> **Set problem**: Tally all lines containing the word "SDTVAR". Give the number alone.

◆ ◆ ◆ ◆ ◆ ◆ ◆

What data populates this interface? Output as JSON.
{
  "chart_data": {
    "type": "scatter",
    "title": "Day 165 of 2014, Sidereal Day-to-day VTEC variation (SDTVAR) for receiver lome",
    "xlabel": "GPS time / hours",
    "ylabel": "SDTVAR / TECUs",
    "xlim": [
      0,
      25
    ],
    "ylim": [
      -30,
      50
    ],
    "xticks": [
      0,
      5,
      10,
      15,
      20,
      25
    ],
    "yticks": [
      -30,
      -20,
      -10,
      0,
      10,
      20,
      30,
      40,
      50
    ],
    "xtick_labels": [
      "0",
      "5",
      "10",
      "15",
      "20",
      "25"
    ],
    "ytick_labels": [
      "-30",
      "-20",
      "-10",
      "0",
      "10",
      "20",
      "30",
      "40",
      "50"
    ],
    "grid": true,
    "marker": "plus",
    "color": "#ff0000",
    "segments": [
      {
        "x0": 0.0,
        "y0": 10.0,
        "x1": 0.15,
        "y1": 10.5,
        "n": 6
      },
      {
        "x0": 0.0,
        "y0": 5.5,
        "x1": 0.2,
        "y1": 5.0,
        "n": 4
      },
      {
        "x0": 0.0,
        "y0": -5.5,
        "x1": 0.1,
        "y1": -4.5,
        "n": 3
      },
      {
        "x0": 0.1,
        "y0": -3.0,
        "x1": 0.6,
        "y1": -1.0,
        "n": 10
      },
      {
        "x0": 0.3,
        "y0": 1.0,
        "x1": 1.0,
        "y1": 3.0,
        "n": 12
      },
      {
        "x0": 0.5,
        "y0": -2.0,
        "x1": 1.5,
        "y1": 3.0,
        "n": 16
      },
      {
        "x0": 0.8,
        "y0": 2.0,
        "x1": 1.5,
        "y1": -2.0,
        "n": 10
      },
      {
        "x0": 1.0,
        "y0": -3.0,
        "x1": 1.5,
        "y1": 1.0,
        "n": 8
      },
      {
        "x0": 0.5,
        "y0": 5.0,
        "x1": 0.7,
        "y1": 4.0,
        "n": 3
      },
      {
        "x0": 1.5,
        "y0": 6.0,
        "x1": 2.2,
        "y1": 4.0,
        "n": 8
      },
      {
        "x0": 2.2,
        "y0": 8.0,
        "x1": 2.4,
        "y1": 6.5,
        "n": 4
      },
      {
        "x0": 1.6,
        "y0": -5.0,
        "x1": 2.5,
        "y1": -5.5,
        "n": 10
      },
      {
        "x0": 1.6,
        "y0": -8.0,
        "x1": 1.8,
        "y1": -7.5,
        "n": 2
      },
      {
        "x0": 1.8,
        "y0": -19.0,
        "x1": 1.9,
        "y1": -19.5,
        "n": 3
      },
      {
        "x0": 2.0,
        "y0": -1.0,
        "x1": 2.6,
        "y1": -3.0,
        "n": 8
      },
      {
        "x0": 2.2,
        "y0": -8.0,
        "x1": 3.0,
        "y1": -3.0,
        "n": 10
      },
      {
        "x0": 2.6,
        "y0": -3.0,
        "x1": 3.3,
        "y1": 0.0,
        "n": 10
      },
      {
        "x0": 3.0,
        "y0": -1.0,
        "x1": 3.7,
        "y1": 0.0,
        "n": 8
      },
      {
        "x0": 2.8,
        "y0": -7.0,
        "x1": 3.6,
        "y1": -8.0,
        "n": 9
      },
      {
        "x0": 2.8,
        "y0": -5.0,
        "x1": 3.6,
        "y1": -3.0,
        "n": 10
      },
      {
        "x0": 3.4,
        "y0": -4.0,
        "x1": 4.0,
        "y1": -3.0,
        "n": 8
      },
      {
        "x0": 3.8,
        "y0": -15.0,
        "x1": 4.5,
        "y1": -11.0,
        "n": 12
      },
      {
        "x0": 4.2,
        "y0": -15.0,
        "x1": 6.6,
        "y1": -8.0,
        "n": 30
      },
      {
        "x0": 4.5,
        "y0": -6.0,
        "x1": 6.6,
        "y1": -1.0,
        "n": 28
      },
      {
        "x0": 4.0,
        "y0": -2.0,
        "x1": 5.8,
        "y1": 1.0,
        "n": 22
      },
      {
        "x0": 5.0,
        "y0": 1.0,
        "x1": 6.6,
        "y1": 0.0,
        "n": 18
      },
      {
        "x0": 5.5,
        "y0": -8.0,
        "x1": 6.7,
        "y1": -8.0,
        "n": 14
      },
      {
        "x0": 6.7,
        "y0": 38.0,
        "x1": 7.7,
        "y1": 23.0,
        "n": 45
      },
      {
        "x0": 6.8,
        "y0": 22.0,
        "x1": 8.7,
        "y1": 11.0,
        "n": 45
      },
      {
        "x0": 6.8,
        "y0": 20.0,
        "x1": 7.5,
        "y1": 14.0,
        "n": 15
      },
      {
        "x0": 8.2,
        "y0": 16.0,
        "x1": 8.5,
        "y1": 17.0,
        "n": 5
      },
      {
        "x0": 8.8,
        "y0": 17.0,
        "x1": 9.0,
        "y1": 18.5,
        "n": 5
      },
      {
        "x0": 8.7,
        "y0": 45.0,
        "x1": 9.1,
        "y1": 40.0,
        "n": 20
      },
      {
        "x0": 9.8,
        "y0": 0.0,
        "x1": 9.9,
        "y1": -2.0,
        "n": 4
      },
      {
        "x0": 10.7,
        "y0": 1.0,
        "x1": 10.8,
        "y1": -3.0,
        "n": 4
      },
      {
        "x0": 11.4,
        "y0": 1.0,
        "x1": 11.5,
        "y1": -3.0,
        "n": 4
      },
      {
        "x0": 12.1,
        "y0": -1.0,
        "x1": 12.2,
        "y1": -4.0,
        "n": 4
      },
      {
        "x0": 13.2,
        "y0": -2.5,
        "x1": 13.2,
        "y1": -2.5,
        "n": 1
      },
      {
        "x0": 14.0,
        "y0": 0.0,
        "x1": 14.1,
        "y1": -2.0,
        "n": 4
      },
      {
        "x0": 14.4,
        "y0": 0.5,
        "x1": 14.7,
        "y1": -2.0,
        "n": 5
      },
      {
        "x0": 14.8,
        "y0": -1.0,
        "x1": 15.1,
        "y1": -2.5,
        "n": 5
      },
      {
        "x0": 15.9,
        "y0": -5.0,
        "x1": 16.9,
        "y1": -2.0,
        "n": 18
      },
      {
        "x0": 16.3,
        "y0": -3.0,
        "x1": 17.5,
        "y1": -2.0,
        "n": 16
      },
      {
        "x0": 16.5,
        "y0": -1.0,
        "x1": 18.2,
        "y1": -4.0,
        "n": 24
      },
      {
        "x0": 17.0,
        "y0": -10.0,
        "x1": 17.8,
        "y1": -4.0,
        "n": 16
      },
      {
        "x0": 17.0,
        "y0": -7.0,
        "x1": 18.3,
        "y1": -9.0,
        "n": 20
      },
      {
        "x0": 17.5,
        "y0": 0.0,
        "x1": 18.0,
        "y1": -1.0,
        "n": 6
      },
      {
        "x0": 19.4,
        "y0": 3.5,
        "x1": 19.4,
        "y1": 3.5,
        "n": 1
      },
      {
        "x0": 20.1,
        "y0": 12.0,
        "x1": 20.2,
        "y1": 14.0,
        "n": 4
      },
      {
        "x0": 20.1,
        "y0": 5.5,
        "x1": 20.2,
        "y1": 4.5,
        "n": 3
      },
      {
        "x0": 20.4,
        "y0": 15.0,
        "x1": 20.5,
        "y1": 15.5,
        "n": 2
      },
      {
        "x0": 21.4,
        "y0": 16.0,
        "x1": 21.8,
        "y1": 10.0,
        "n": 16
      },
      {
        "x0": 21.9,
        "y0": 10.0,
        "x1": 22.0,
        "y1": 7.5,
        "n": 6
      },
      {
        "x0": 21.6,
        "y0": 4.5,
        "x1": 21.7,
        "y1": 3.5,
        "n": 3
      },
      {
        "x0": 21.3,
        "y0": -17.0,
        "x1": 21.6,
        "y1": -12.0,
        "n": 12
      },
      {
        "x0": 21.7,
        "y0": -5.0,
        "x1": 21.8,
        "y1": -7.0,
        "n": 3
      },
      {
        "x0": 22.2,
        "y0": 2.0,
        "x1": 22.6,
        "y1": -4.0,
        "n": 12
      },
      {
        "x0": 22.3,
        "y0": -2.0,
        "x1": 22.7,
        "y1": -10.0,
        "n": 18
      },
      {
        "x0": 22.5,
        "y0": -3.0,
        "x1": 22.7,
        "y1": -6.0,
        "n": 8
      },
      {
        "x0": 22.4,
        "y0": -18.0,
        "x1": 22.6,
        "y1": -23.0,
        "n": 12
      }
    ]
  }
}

◆ ◆ ◆ ◆ ◆ ◆ ◆

> **Response below**: 2